#### Auszug
Digital fit durch Vorkurse
Ein Beitrag von Antonia Hildebrandt
Wie funktioniert eine ordentliche Literaturrecherche? Wie verarbeite ich Text korrekt? Welche Suchmaschinen gibt es und wie suche ich richtig? Studienanfänger:innen müssen diese Fragen nicht mehr ihren Dozent:innen, Tutor:innen oder Mitstudierenden stellen – sie können die Antworten schon wissen, wenn sie digitale Vorkurse der Universität Stuttgart absolviert haben. Zu diesen Kursen gehören neben Erklärvideos spielerische Übungsaufgaben.
Grundlagen fürs Studium
Nach einer Befragung von Studierenden der Universität Stuttgart im Wintersemester 2022/23 fühlte sich nur ein Drittel ausreichend bei E-Learning Systemen unterstützt. Fehlende Kenntnisse bei digitalen Themen in unerwartet grundlegenden Bereichen fielen auch Lehrenden auf. „Ich unterrichte rund 700 Erstsemester im Programmieren und es kommt vor, dass sie schon bei einfachen Übungsaufgaben mit Suchmaschinen nicht weiterwissen. Ich habe zum Beispiel Fragen gestellt, bei denen sie die Lösungen hätten googeln können und sollen. Aber viele sind einfach nicht auf die Idee gekommen, Google zu benutzen und dann wussten sie nicht, welche Suchbegriffe sie hätten eingeben müssen. Sie haben in ihrem Leben selbstverständlich schon mal etwas gegoogelt, aber nicht in fachlichem Kontext“, erklärt Steffen Becker, Professor für Software Quality and Architecture an der Universität Stuttgart. Er leitet das Maßnahmenpaket „SKILLS“ des Projekts „digit@L“. SKILLS beschäftigt sich vor allem mit dem Lernen und Arbeiten mit digitalen Werkzeugen. „Aufgrund der Erfahrungen habe ich angeregt, einen Vorkurs zu erarbeiten, in dem unter anderem die Nutzung von Suchmaschinen erläutert wird.“ Ein anderes Beispiel seien Studierende, die Probleme beim Umwandeln von Word-Dokumenten in PDF-Dokumente haben. „Das sind eigentlich ‚einfache‘ Dinge, von denen man meint, junge Erwachsene würden sie können. Aber in den Schulen werden sie vielerorts nicht gelehrt und dann fehlen Grundlagen fürs Studium – und zwar nicht nur in MINT-Fächern.“
Projekt "digit@L"
Mehr Informationen zum Projekt „digit@L“ mit den drei Teilprojekten „BOOST“, „SKILLS“ und „SUPPORT“ finden Sie in unserer Projektdatenbank und auf der Website des Projekts.

#### Aufgabe 1
Kannst du den Absatz im Auszug, der mit „Nach einer Befragung von Studierenden“ beginnt, als kurze Stichpunktliste wiedergeben und dabei seine wichtigsten Fakten behalten?
#### Aufgabe 2
Kannst du den Auszug über die digitalen Vorkurse nach seinem letzten Satz fortführen?

#### Rohdaten

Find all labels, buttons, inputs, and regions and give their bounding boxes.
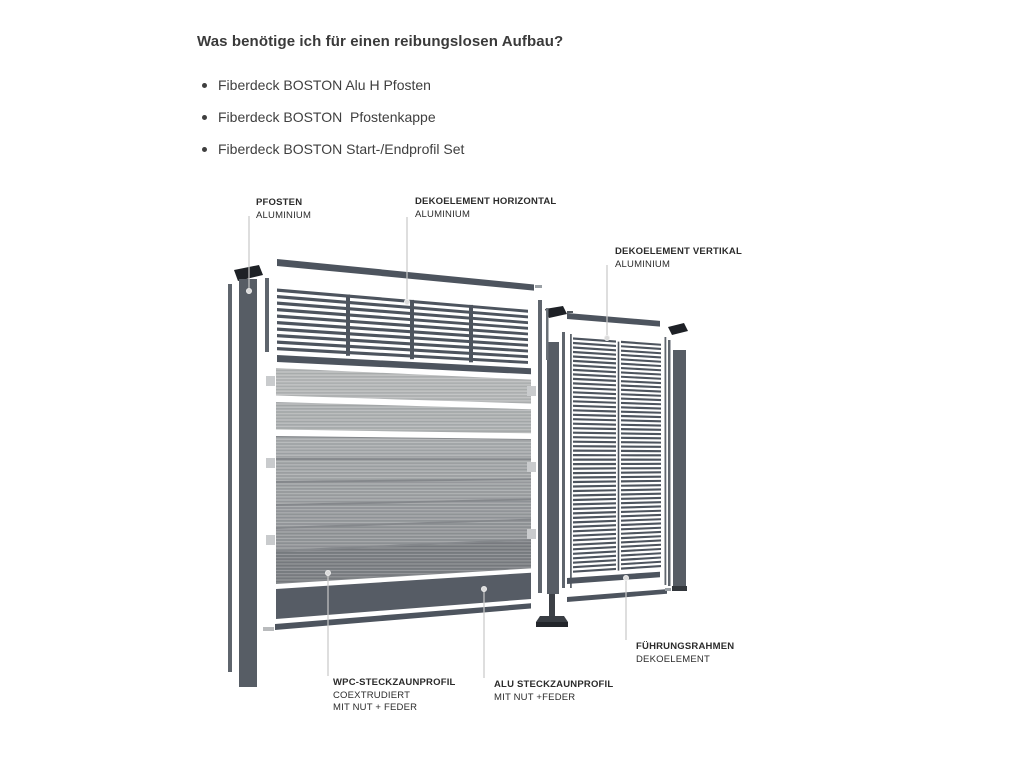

#### Lösung 1
- Laut einer Befragung an der Universität Stuttgart im Wintersemester 2022/23 fühlte sich nur ein Drittel der Studierenden bei E-Learning-Systemen ausreichend unterstützt.
- Auch Lehrende bemerkten fehlende Kenntnisse bei digitalen Themen in unerwartet grundlegenden Bereichen.
- Steffen Becker, Professor für Software Quality and Architecture, unterrichtet rund 700 Erstsemester im Programmieren. Viele kamen bei einfachen Übungsaufgaben nicht auf die Idee, Google zu nutzen, oder wussten nicht, welche Suchbegriffe sie eingeben sollten. Im fachlichen Kontext hatten sie noch nicht gegoogelt.
- Becker leitet das Maßnahmenpaket „SKILLS“ des Projekts „digit@L“, das sich vor allem mit dem Lernen und Arbeiten mit digitalen Werkzeugen beschäftigt.
- Aufgrund dieser Erfahrungen regte er einen Vorkurs an, der unter anderem die Nutzung von Suchmaschinen erläutert.
- Ein weiteres Beispiel sind Probleme beim Umwandeln von Word-Dokumenten in PDF-Dokumente.
- Solche Grundlagen werden vielerorts in den Schulen nicht gelehrt und fehlen dann im Studium, und zwar nicht nur in MINT-Fächern.

#### Lösung 2
Von Study Management bis Content Creation
Themen für Vorkurse kommen aus Erfahrungen der Lehrenden und aus Rückmeldungen der Studierenden. Wer einen Bedarf sieht, geht zu Melanie Schäfer. Sie ist wissenschaftliche Mitarbeiterin im Projekt „digit@L“ und konzipiert unter anderem die Videos. Das Finden und Konkretisieren der Themen sei meist ein iterativer Prozess, sagt sie. „Als es zum Beispiel um den Vorkurs Data Information Literacy ging, sollten die Inhalte ursprünglich sehr spezifisch werden mit Statistiken und Ähnlichem. Dann haben wir im Team aber gesagt: Stopp, die Bedarfe liegen auf einer anderen Ebene. Wir sollten einen Schritt zurückgehen und eher thematisieren, wie Studierende überhaupt relevante Quellen finden, die sie zum Beispiel auch für Abschlussarbeiten nutzen können. Und in dieser Richtung haben wir das Thema mit Videos und Übungsaufgaben dann auch umgesetzt.“ So könne es schon mal Monate dauern, bis Skripte für Videos fertig werden, erläutert Schäfer. Anschließend setzt das Medienproduktionsteam des Projekts diese visuell um.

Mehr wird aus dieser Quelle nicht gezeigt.